TASK TO COMPLETE: Scan the listing below and copy every line holding "title".

Entries taken from a collection:
____________________

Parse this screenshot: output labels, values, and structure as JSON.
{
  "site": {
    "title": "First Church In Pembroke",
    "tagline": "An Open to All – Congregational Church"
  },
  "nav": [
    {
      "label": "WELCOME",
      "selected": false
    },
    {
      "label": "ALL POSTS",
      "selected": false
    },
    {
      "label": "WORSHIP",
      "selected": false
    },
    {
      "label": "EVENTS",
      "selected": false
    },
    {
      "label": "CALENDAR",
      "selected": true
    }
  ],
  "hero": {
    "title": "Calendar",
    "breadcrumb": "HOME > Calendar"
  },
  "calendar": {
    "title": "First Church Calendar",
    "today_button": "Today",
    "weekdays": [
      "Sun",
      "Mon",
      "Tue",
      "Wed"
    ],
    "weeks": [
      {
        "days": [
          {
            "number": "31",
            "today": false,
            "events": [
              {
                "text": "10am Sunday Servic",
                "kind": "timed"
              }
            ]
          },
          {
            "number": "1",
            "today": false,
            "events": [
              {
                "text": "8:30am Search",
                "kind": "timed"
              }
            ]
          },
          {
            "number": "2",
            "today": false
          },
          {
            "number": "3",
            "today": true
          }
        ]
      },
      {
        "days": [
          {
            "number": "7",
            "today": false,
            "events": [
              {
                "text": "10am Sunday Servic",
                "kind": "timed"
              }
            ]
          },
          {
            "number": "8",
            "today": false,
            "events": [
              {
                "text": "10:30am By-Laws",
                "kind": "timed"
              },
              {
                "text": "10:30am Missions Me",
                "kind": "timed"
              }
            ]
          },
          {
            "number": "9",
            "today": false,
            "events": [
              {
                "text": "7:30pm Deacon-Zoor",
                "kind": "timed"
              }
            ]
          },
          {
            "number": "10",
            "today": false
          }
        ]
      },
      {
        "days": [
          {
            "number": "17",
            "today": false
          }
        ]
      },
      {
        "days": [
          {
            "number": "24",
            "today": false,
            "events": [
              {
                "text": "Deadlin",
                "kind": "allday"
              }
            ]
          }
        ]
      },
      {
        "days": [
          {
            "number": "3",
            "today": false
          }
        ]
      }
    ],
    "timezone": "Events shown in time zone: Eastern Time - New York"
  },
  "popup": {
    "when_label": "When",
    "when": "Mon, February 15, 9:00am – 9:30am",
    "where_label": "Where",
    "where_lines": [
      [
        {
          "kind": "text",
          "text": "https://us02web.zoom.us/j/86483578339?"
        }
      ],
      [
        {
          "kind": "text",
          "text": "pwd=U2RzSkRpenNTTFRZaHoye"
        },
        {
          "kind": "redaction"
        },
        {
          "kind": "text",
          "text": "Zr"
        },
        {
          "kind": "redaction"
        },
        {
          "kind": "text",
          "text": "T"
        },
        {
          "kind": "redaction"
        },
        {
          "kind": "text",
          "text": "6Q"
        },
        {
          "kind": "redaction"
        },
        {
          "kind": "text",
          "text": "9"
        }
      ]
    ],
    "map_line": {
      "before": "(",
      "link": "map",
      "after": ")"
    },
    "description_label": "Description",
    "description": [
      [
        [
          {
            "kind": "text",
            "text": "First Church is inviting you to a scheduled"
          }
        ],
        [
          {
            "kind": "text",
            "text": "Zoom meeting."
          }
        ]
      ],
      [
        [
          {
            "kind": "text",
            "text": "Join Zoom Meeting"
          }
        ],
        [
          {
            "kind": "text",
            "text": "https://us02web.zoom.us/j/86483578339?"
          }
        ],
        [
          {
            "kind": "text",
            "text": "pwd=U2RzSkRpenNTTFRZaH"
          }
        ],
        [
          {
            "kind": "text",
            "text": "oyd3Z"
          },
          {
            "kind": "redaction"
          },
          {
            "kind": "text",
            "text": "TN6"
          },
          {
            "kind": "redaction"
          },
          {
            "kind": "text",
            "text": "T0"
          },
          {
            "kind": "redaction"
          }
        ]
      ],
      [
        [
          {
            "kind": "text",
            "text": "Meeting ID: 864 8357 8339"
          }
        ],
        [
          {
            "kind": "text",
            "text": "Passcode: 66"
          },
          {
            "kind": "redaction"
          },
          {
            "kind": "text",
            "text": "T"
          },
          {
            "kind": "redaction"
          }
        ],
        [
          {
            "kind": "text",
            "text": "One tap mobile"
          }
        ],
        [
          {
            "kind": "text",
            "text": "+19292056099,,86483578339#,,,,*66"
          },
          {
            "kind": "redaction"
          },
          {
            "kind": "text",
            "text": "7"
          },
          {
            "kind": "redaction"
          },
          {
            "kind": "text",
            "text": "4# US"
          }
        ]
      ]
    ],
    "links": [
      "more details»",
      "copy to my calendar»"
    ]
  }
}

____________________

ANSWER TO THIS TASK:
    "title": "First Church In Pembroke",
    "title": "Calendar",
    "title": "First Church Calendar",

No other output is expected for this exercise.